◆ EXERCISE AIM:
Make an exact copy of all the material below, apart from the pictures.

◆ STORED RECORDS:
* start *

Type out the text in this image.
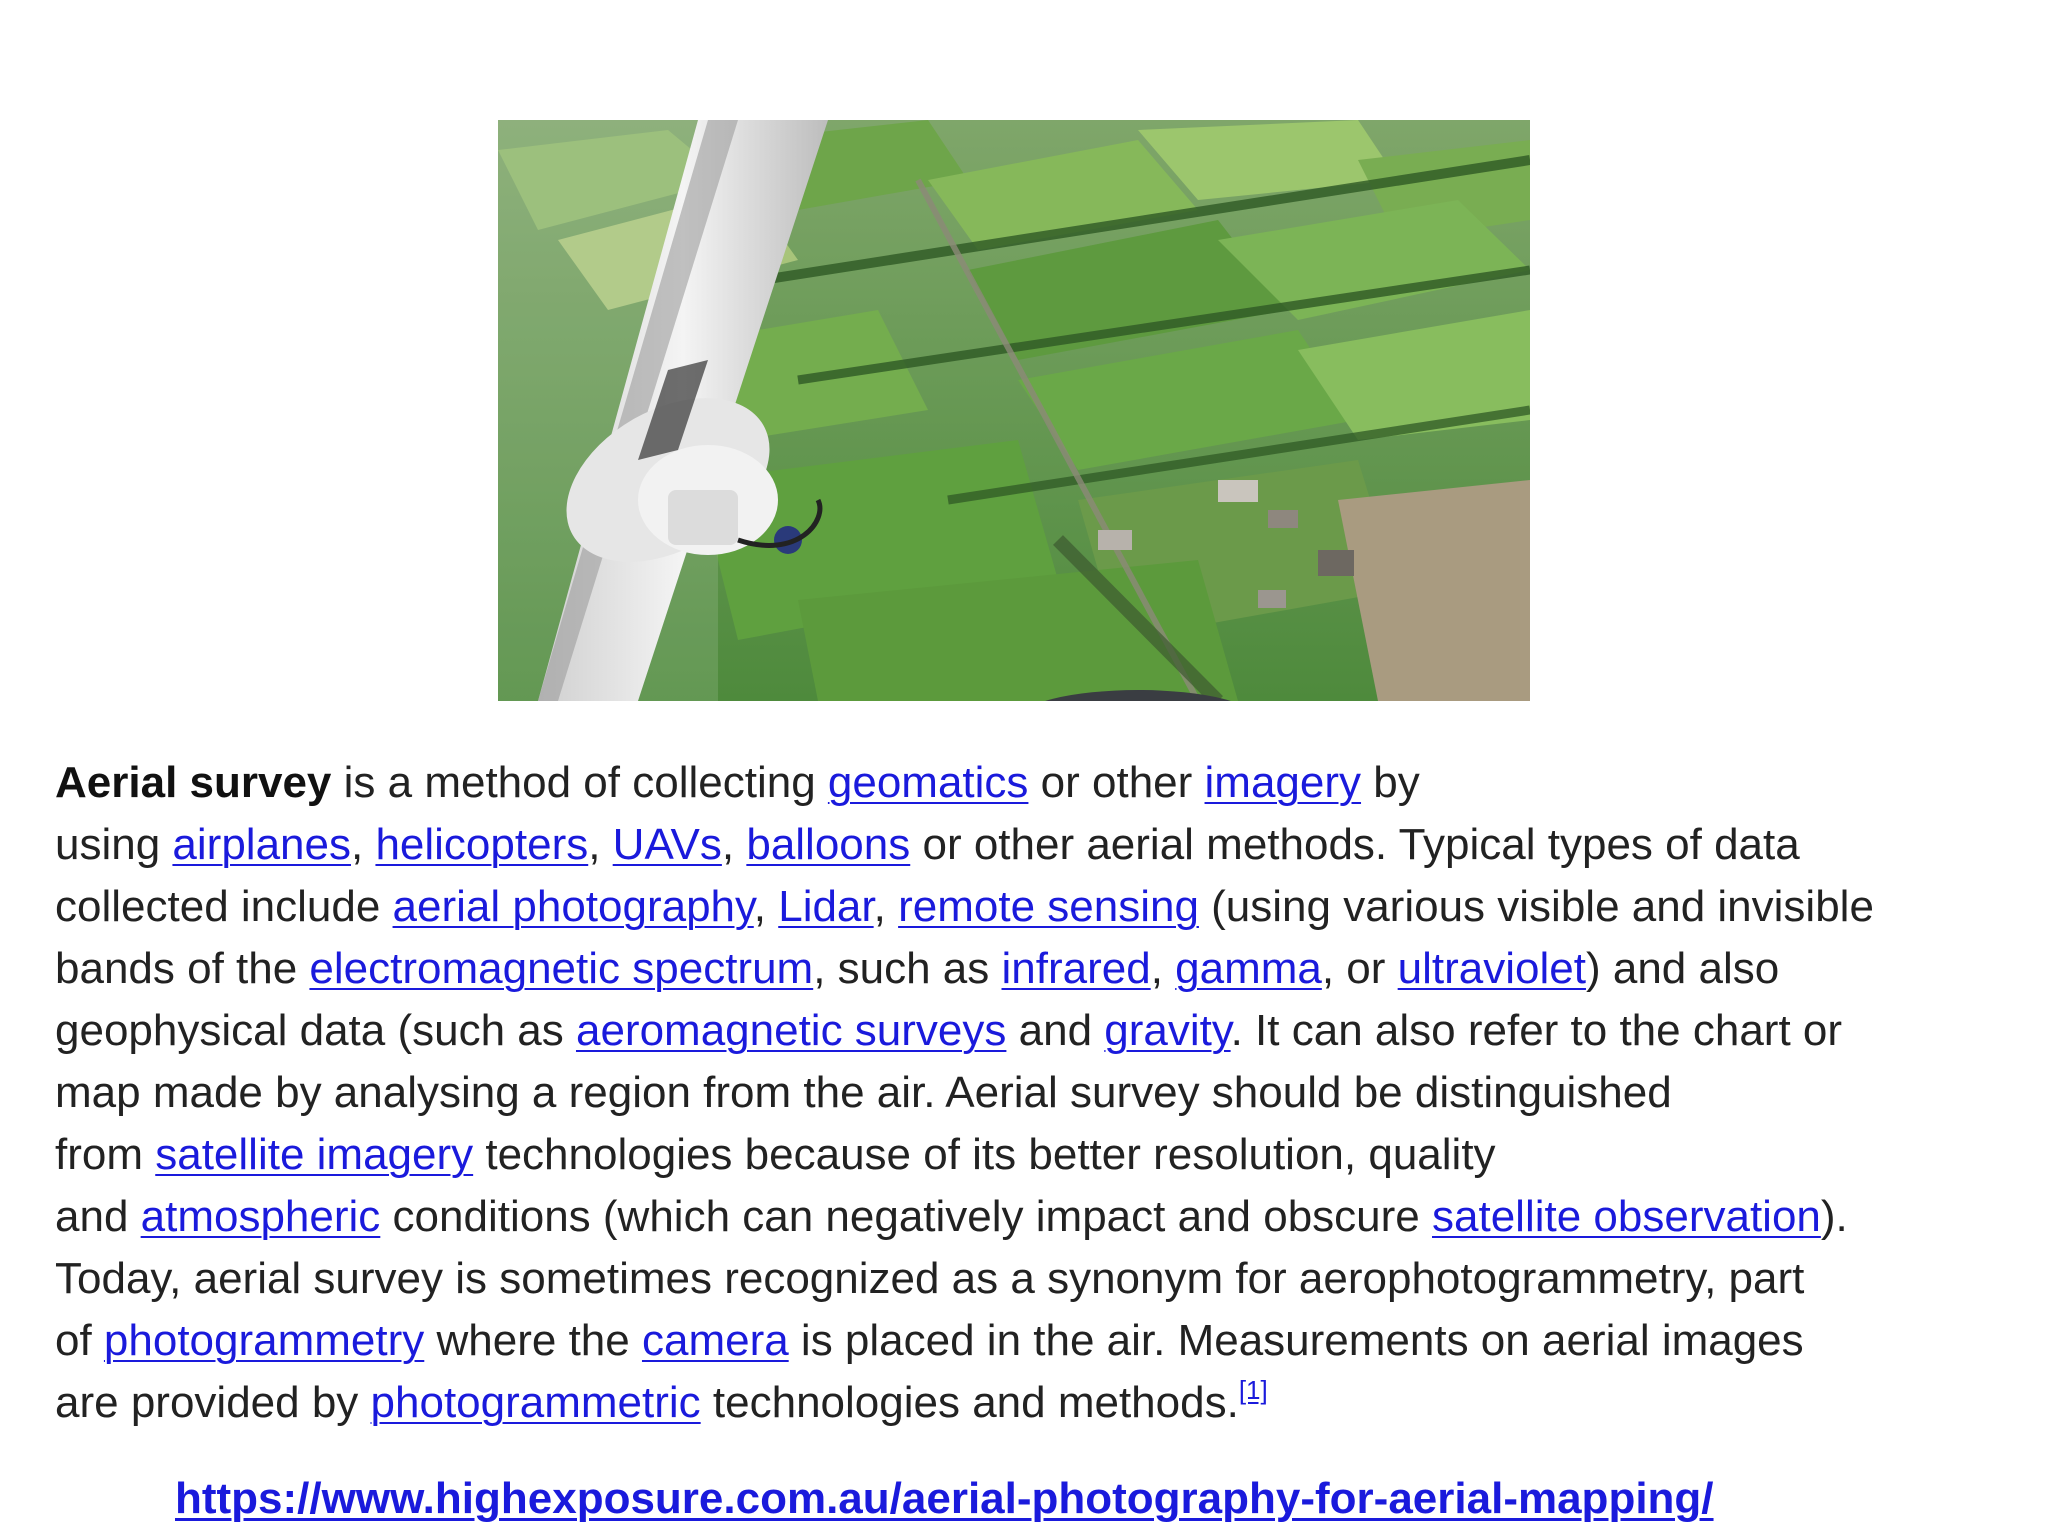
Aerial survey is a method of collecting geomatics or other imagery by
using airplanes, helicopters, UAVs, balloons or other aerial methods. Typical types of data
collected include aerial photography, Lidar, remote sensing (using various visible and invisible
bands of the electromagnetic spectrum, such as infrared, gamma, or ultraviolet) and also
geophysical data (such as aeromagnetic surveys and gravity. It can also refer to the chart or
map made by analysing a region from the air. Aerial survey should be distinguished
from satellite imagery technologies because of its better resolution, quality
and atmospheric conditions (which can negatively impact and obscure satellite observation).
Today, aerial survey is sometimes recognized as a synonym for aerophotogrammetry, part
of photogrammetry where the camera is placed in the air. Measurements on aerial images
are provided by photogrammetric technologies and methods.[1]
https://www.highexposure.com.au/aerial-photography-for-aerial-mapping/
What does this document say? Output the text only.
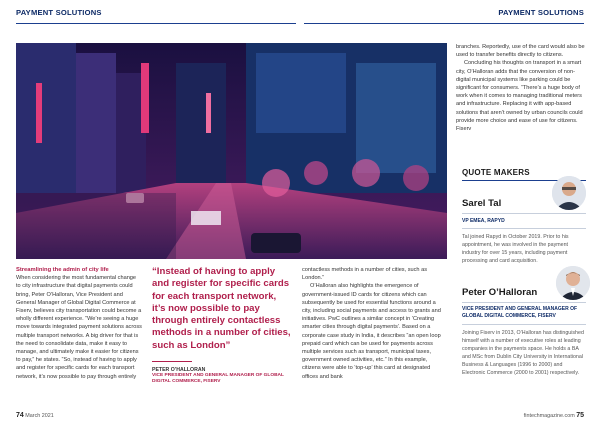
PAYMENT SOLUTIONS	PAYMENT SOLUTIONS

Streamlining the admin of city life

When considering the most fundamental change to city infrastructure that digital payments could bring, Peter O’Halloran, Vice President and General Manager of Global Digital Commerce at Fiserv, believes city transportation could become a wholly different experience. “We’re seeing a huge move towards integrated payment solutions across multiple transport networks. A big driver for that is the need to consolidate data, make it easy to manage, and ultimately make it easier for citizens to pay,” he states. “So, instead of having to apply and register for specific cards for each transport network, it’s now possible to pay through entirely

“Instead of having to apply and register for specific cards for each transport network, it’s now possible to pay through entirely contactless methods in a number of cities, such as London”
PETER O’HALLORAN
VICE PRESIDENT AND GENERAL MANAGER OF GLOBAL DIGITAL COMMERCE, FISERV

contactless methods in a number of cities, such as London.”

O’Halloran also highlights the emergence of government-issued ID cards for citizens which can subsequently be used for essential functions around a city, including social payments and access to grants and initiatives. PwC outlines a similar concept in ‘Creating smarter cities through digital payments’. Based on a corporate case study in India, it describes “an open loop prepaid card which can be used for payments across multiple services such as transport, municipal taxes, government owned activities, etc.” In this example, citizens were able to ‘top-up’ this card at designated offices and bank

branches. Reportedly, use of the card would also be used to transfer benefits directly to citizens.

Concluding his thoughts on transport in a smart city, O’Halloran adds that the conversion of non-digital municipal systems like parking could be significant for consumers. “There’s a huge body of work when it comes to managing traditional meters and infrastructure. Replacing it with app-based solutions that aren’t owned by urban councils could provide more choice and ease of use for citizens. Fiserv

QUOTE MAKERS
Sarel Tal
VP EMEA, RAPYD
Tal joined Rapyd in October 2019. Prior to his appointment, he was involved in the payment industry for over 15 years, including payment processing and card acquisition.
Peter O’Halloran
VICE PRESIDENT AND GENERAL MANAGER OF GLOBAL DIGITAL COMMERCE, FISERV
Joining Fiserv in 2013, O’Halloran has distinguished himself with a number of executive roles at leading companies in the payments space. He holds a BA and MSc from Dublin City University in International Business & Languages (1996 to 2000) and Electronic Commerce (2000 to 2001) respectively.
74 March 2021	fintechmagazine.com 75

* end *

◆ EXERCISE RESPONSE:
Type out the text in this image.
Aerial survey is a method of collecting geomatics or other imagery by
using airplanes, helicopters, UAVs, balloons or other aerial methods. Typical types of data
collected include aerial photography, Lidar, remote sensing (using various visible and invisible
bands of the electromagnetic spectrum, such as infrared, gamma, or ultraviolet) and also
geophysical data (such as aeromagnetic surveys and gravity. It can also refer to the chart or
map made by analysing a region from the air. Aerial survey should be distinguished
from satellite imagery technologies because of its better resolution, quality
and atmospheric conditions (which can negatively impact and obscure satellite observation).
Today, aerial survey is sometimes recognized as a synonym for aerophotogrammetry, part
of photogrammetry where the camera is placed in the air. Measurements on aerial images
are provided by photogrammetric technologies and methods.[1]
https://www.highexposure.com.au/aerial-photography-for-aerial-mapping/
What does this document say? Output the text only.
PAYMENT SOLUTIONS	PAYMENT SOLUTIONS

Streamlining the admin of city life

When considering the most fundamental change to city infrastructure that digital payments could bring, Peter O’Halloran, Vice President and General Manager of Global Digital Commerce at Fiserv, believes city transportation could become a wholly different experience. “We’re seeing a huge move towards integrated payment solutions across multiple transport networks. A big driver for that is the need to consolidate data, make it easy to manage, and ultimately make it easier for citizens to pay,” he states. “So, instead of having to apply and register for specific cards for each transport network, it’s now possible to pay through entirely

“Instead of having to apply and register for specific cards for each transport network, it’s now possible to pay through entirely contactless methods in a number of cities, such as London”
PETER O’HALLORAN
VICE PRESIDENT AND GENERAL MANAGER OF GLOBAL DIGITAL COMMERCE, FISERV

contactless methods in a number of cities, such as London.”

O’Halloran also highlights the emergence of government-issued ID cards for citizens which can subsequently be used for essential functions around a city, including social payments and access to grants and initiatives. PwC outlines a similar concept in ‘Creating smarter cities through digital payments’. Based on a corporate case study in India, it describes “an open loop prepaid card which can be used for payments across multiple services such as transport, municipal taxes, government owned activities, etc.” In this example, citizens were able to ‘top-up’ this card at designated offices and bank

branches. Reportedly, use of the card would also be used to transfer benefits directly to citizens.

Concluding his thoughts on transport in a smart city, O’Halloran adds that the conversion of non-digital municipal systems like parking could be significant for consumers. “There’s a huge body of work when it comes to managing traditional meters and infrastructure. Replacing it with app-based solutions that aren’t owned by urban councils could provide more choice and ease of use for citizens. Fiserv

QUOTE MAKERS
Sarel Tal
VP EMEA, RAPYD
Tal joined Rapyd in October 2019. Prior to his appointment, he was involved in the payment industry for over 15 years, including payment processing and card acquisition.
Peter O’Halloran
VICE PRESIDENT AND GENERAL MANAGER OF GLOBAL DIGITAL COMMERCE, FISERV
Joining Fiserv in 2013, O’Halloran has distinguished himself with a number of executive roles at leading companies in the payments space. He holds a BA and MSc from Dublin City University in International Business & Languages (1996 to 2000) and Electronic Commerce (2000 to 2001) respectively.
74 March 2021	fintechmagazine.com 75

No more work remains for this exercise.